= WHAT THE TASK REQUIRES =
Collect every line that includes the string "不得分割".

= TASK MATERIAL =

※ ※ ※

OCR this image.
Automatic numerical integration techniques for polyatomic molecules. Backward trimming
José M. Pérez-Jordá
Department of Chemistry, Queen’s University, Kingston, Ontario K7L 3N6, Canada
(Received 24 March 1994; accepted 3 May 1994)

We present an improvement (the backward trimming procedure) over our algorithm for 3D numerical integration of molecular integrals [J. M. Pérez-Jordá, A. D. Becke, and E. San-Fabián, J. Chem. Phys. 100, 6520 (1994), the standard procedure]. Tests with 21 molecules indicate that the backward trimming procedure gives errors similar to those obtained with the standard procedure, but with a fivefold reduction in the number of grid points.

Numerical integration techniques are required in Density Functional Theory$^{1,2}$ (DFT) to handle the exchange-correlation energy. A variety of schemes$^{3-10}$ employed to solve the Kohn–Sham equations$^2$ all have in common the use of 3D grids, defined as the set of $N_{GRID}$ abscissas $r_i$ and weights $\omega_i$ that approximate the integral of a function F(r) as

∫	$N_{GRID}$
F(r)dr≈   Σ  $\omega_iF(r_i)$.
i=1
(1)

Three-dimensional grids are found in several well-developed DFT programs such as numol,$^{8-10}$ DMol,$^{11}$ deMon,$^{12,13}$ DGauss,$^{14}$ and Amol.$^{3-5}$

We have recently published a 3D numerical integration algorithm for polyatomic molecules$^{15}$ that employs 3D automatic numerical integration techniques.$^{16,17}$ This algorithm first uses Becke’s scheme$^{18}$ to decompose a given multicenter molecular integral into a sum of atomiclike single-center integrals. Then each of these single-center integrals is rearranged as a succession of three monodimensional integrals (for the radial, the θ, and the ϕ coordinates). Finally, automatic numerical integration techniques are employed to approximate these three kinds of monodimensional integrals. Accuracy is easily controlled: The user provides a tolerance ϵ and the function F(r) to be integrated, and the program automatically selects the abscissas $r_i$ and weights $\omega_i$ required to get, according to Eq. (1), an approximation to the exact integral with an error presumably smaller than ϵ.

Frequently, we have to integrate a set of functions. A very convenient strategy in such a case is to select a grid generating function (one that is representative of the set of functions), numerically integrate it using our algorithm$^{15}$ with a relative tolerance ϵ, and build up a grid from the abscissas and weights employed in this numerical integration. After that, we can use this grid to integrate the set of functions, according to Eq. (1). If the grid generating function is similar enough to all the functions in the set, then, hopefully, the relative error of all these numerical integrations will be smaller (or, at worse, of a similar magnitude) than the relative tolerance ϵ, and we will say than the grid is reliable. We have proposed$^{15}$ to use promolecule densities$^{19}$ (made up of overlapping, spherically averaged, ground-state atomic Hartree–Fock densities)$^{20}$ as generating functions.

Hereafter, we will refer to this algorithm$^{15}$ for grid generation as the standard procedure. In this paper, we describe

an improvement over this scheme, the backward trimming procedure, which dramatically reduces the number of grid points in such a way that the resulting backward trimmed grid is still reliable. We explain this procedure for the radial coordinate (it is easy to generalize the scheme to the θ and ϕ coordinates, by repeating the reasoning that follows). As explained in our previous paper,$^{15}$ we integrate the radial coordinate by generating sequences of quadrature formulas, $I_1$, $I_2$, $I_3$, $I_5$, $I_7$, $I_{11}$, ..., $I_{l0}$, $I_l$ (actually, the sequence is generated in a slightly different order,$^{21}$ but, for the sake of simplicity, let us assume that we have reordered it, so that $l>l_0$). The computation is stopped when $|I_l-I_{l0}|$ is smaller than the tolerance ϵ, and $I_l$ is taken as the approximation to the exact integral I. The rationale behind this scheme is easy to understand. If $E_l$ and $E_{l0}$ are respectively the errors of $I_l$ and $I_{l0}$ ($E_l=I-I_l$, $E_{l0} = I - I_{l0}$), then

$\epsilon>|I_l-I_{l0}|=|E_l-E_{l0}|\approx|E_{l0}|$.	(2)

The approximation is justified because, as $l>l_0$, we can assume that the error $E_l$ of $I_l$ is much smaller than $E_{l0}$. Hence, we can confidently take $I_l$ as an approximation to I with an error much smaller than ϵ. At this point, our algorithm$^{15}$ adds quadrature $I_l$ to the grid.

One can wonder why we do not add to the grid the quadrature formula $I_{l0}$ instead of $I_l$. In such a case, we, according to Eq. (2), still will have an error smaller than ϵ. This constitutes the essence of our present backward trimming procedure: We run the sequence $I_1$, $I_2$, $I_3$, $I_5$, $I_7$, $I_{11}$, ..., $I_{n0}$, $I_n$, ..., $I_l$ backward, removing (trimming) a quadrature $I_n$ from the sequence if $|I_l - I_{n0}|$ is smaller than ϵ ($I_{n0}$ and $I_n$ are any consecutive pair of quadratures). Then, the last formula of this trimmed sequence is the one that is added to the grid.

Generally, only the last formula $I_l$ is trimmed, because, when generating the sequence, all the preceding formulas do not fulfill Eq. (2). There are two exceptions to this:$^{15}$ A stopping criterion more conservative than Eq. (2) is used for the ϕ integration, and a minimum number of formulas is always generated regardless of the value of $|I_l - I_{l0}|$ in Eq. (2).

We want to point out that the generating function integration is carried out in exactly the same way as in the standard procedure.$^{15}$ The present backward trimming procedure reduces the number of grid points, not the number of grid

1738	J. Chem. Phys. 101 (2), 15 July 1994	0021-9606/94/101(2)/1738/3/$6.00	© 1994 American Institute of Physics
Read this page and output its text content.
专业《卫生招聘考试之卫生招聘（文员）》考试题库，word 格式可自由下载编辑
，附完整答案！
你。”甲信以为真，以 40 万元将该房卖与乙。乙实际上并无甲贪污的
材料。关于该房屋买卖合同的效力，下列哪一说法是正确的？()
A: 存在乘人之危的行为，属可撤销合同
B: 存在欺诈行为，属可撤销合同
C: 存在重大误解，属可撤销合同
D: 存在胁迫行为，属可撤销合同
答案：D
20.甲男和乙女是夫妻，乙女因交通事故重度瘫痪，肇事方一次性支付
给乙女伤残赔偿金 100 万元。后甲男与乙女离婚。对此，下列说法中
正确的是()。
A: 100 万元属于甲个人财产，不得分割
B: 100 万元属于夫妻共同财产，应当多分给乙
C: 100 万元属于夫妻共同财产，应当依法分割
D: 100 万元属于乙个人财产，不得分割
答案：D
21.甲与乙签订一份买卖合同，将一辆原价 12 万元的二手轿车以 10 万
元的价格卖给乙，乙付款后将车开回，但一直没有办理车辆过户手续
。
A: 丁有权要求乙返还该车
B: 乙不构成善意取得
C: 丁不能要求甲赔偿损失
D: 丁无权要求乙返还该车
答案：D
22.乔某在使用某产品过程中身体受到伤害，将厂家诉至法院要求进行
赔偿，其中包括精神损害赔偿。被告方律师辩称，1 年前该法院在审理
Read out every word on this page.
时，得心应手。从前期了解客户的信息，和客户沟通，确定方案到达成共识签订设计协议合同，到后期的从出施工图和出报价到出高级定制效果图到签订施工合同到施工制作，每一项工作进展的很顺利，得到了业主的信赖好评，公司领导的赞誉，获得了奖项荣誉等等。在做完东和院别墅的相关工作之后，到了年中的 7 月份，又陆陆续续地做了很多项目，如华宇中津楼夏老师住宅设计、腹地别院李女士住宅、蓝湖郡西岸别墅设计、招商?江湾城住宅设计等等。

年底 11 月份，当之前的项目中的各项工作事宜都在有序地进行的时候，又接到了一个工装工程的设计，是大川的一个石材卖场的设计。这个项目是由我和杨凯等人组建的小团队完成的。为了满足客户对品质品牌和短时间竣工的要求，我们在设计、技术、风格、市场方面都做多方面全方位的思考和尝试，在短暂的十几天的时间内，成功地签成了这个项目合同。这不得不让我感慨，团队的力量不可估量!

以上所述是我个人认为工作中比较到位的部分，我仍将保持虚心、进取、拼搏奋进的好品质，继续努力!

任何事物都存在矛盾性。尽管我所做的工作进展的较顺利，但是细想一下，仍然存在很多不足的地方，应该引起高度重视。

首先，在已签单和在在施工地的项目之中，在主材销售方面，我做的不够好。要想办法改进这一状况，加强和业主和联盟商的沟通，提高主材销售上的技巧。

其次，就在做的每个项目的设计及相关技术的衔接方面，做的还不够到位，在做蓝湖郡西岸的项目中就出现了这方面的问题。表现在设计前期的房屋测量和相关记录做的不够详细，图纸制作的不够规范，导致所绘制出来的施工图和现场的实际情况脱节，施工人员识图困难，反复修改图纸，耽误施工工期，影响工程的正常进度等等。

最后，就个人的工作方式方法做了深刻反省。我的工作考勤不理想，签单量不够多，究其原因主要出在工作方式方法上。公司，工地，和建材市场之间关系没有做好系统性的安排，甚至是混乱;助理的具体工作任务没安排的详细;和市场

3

※ ※ ※

= COMPLETE OUTPUT =
A: 100 万元属于甲个人财产，不得分割
D: 100 万元属于乙个人财产，不得分割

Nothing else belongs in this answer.